╔══

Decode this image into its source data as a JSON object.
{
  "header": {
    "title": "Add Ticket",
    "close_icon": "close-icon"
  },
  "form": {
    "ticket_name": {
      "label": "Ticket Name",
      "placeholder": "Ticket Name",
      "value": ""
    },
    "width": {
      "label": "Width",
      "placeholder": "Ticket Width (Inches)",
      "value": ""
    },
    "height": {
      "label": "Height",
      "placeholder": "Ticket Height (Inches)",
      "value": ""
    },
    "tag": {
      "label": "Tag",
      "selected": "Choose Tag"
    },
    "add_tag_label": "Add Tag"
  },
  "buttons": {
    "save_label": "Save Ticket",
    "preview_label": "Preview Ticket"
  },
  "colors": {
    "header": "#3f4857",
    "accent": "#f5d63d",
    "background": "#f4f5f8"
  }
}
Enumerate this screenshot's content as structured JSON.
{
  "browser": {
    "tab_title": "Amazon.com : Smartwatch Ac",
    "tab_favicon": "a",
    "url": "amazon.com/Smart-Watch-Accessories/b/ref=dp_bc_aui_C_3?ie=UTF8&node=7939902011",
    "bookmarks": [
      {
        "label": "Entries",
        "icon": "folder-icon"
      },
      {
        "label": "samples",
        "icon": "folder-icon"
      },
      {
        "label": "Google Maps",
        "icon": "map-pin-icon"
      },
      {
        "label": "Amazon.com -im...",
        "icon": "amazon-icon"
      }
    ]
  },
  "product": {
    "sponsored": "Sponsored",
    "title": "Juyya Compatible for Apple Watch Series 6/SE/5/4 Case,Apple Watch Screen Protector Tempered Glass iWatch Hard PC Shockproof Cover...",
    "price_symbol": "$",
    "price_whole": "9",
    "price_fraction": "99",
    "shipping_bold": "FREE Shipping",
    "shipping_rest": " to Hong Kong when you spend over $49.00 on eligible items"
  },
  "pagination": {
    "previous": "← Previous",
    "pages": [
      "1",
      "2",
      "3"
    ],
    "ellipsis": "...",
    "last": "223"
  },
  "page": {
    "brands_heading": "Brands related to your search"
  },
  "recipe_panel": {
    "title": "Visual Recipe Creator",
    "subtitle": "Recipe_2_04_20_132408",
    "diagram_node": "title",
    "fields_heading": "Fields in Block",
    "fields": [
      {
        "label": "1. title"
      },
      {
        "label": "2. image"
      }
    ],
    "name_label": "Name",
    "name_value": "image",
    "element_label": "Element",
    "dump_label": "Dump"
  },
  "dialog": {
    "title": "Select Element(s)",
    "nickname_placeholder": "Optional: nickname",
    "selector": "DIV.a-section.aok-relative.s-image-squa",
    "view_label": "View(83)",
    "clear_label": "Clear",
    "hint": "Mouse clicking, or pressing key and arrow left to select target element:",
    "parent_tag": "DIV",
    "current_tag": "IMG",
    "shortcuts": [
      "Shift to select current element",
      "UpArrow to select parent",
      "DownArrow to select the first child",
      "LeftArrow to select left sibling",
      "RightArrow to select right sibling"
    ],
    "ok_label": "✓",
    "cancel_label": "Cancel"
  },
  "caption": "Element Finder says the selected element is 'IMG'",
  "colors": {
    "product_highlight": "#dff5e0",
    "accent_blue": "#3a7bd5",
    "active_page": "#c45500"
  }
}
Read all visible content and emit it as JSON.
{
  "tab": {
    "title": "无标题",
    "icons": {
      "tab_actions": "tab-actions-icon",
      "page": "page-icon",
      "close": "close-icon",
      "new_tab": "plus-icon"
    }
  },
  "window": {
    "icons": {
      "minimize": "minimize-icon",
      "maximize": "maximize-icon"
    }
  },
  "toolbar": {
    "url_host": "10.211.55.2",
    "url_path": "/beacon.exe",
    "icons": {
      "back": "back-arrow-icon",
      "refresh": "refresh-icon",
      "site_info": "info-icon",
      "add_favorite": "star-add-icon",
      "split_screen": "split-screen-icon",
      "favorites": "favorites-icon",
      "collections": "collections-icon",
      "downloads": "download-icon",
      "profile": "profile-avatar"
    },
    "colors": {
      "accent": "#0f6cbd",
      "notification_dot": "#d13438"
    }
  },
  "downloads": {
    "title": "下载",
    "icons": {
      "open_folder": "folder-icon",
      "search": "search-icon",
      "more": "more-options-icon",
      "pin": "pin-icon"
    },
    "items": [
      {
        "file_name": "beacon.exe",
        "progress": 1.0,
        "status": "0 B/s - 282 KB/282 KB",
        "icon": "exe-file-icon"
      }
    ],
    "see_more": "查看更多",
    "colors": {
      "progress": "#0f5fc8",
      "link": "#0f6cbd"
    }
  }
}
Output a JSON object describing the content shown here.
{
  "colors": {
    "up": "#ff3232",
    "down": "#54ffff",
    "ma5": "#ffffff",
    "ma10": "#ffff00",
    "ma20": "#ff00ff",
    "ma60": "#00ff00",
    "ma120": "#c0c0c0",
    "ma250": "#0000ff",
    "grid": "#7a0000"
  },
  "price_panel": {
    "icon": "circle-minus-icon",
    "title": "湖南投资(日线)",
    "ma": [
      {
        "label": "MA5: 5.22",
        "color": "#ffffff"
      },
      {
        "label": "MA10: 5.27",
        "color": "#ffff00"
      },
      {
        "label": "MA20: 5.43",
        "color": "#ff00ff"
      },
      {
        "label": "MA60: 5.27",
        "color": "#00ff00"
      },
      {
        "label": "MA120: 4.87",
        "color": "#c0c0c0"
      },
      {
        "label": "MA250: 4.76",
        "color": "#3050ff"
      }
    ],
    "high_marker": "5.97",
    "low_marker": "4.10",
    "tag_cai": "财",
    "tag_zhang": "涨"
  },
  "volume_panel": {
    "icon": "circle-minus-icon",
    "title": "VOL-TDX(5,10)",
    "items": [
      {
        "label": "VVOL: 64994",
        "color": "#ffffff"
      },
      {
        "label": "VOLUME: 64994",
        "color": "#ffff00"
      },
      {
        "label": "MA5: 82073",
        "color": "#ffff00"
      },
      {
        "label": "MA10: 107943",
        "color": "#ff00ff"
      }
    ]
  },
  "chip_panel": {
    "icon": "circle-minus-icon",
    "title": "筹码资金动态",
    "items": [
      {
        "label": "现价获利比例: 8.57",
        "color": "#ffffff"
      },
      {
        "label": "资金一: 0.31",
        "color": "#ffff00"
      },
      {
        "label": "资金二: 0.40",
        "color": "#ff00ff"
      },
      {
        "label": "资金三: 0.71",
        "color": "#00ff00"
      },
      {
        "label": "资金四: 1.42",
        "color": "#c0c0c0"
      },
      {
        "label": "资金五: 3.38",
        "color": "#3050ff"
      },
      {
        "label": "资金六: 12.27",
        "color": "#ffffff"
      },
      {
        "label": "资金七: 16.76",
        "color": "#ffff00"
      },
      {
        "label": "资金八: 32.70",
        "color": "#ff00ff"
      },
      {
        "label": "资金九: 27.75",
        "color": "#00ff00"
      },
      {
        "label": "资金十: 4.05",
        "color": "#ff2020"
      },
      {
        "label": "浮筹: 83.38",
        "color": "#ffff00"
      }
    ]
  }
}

╚══

Written instruction => Count how many lines of the data include the word "downloads". Your reply should be that number alone.

Worked solution => 2